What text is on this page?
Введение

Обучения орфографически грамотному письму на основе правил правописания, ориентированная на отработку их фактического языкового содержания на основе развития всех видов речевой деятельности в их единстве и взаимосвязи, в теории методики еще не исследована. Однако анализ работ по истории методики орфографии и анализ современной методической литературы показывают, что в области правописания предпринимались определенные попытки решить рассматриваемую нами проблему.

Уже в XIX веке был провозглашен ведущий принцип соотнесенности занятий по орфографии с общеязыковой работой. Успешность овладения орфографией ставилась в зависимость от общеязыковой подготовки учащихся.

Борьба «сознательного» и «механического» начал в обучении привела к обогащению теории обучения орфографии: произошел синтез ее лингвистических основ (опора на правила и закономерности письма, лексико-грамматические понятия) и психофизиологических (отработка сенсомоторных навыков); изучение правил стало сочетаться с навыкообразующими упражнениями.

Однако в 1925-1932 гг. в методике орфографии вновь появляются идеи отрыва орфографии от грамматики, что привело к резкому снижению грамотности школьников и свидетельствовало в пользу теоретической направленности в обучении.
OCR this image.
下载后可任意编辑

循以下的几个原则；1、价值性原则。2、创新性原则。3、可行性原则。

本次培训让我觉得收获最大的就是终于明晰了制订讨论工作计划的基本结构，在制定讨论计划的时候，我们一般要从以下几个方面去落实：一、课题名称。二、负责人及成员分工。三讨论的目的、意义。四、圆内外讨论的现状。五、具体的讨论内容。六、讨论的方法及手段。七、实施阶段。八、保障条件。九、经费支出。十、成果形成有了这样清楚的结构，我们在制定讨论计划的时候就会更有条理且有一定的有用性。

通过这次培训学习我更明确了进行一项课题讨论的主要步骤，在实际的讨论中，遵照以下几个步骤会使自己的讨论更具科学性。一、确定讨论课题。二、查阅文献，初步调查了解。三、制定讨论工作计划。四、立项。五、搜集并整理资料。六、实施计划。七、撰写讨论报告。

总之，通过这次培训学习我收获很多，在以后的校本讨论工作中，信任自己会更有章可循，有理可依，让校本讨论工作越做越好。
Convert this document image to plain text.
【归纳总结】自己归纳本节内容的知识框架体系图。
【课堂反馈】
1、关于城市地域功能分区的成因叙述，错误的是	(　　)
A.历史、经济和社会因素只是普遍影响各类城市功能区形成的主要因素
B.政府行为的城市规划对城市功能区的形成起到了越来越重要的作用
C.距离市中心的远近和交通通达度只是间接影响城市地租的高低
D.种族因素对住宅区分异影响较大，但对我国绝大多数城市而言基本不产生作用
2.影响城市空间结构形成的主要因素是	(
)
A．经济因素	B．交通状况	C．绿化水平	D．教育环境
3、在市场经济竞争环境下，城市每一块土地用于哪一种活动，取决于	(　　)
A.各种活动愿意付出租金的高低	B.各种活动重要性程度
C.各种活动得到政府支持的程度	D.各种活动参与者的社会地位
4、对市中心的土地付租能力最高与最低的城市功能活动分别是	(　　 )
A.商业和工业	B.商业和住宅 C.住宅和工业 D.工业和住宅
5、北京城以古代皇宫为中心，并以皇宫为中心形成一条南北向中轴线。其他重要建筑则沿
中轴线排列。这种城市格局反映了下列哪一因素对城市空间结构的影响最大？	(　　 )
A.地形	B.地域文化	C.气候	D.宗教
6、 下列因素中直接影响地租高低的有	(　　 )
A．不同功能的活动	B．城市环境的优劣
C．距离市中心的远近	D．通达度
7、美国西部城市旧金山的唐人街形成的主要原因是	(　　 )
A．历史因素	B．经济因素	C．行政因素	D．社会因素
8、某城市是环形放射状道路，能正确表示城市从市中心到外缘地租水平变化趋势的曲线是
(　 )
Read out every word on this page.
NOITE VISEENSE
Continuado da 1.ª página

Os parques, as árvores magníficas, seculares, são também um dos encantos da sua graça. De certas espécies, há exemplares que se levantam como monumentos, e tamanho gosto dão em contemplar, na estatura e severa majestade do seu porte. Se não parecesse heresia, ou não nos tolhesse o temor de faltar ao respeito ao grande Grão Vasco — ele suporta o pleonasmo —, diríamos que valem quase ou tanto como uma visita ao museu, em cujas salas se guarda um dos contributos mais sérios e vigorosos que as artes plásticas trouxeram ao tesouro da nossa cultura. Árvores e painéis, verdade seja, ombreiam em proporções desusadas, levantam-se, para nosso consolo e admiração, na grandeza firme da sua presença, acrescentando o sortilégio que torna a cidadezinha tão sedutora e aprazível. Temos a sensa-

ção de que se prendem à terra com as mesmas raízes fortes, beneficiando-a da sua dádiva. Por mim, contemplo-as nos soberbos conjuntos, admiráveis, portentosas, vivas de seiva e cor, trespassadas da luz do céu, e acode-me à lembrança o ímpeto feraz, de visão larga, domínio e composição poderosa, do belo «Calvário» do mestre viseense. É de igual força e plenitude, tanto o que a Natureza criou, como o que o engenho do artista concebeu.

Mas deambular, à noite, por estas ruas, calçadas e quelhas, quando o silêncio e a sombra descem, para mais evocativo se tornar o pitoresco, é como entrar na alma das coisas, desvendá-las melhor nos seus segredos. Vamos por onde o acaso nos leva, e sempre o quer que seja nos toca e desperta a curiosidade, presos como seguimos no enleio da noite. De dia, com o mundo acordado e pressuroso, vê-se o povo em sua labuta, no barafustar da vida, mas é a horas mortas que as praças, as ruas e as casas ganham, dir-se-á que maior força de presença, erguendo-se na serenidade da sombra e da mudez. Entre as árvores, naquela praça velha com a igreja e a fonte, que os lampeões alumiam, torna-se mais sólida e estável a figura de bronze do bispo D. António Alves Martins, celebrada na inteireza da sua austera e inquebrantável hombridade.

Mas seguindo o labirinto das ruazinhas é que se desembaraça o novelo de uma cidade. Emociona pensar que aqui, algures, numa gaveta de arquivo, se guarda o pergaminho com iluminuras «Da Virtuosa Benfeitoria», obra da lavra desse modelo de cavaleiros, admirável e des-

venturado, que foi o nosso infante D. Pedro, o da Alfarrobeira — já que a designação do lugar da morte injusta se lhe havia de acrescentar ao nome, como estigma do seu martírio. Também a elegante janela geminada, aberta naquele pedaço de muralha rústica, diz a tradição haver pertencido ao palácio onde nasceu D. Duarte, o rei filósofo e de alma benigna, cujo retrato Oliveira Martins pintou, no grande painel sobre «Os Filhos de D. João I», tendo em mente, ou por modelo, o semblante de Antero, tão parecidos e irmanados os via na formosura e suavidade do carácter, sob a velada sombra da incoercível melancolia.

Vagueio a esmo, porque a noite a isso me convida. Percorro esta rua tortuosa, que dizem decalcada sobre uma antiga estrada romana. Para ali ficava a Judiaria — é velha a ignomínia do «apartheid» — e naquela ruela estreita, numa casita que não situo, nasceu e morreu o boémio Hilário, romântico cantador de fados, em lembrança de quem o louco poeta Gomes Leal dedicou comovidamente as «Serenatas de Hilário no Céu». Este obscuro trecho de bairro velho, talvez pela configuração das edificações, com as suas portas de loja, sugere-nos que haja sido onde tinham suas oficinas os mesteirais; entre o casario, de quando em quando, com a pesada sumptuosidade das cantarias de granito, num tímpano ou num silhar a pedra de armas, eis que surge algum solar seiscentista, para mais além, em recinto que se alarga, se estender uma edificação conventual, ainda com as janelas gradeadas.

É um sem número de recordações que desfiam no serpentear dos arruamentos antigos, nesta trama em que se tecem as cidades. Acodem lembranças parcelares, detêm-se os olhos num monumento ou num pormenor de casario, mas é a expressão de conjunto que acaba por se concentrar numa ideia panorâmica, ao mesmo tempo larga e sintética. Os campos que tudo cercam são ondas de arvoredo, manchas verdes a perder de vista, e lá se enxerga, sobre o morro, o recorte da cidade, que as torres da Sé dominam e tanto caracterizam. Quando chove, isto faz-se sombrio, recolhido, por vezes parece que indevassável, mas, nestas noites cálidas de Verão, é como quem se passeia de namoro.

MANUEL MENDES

##############################

WHAT THE TASK ASKS: Look through the listing above. Pick out each line with "text" and copy it.

RESULT:
What text is on this page?
Convert this document image to plain text.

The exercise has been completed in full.